Filter the entries that follow, copying every line in which the word "кухня" appears.

* begin Material for this task *

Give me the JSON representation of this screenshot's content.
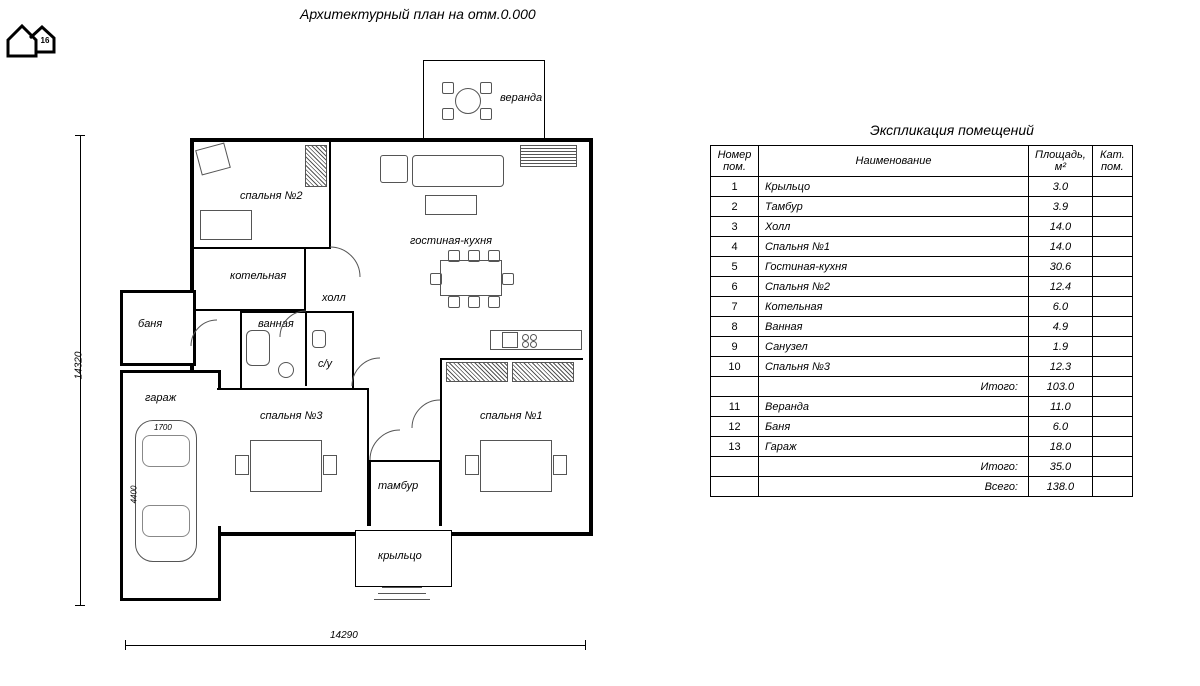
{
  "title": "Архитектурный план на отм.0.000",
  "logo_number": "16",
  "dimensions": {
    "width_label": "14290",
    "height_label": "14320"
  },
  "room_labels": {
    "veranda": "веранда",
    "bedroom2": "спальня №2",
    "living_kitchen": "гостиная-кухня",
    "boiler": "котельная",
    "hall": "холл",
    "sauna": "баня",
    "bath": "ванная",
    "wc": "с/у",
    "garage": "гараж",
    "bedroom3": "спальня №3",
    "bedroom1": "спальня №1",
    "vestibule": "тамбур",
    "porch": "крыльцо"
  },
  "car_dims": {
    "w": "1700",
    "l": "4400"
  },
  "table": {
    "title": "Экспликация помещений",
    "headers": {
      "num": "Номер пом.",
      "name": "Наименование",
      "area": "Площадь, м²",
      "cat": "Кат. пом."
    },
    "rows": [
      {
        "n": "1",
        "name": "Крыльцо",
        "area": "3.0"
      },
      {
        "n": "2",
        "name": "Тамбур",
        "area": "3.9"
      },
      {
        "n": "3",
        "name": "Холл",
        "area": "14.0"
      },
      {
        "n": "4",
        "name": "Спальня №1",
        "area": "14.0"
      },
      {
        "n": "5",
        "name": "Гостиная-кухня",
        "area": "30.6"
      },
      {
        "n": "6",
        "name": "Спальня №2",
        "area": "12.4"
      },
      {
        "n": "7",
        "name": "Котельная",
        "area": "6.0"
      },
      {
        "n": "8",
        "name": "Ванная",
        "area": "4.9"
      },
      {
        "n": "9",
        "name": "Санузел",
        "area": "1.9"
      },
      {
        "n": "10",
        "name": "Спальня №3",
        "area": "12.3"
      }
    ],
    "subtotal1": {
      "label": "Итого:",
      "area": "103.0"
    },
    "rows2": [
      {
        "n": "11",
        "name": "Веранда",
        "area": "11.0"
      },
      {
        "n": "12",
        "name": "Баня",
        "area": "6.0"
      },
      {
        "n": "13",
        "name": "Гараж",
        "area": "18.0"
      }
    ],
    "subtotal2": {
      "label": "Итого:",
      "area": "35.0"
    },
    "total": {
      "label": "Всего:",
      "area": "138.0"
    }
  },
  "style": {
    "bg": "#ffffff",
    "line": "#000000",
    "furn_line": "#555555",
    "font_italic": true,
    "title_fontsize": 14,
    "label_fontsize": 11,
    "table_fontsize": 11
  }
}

* end Material for this task *

Expected answer:
    "living_kitchen": "гостиная-кухня",
        "name": "Гостиная-кухня",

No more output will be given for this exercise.